→ What to produce
Note how many lines in the entries contain the string "Publishing", then give that number and nothing else.
------
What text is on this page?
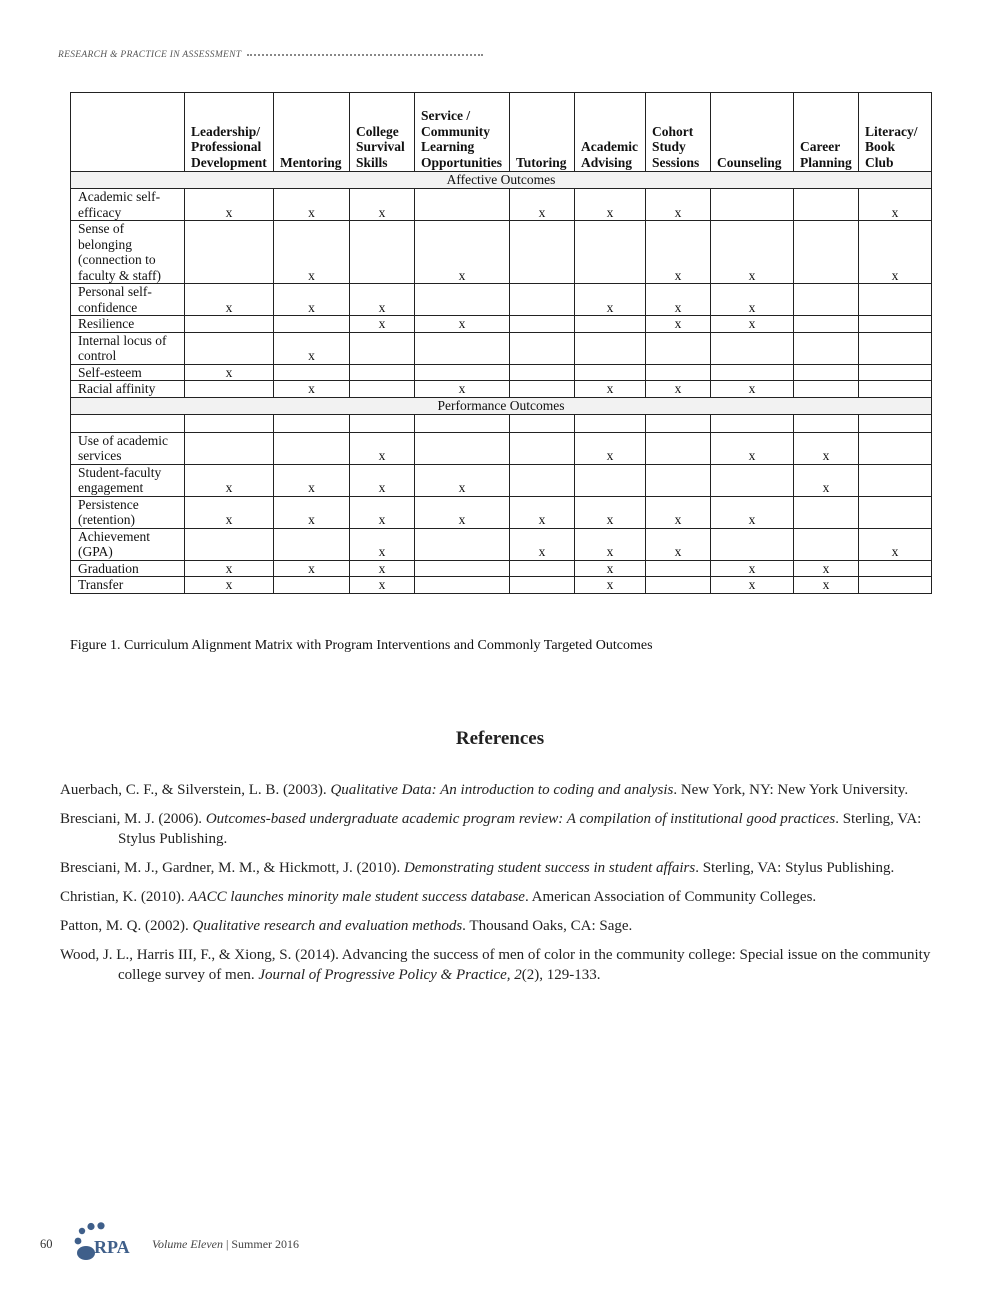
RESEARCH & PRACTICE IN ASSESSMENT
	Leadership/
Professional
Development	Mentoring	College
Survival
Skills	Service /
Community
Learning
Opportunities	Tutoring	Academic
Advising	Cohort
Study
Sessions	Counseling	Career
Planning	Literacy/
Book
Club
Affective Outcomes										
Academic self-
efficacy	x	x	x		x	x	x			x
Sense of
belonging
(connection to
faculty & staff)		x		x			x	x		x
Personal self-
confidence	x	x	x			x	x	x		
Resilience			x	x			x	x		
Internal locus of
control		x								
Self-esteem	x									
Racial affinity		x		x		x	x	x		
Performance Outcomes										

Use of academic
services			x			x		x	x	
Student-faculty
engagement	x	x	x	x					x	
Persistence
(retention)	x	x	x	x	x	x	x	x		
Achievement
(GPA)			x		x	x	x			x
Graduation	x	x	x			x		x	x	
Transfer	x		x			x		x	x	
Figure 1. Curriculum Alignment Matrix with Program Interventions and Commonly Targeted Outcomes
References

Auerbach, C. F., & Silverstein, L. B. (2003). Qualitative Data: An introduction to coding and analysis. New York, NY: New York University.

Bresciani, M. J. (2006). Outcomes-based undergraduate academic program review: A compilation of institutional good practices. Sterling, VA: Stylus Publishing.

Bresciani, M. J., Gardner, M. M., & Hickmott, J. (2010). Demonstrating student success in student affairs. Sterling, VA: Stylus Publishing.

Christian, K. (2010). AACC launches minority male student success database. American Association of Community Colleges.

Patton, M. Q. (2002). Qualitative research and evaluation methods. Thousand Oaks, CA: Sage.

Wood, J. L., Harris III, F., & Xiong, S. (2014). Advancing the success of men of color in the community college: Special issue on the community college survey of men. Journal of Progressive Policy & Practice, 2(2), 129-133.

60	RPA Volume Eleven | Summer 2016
------
→ Response below
2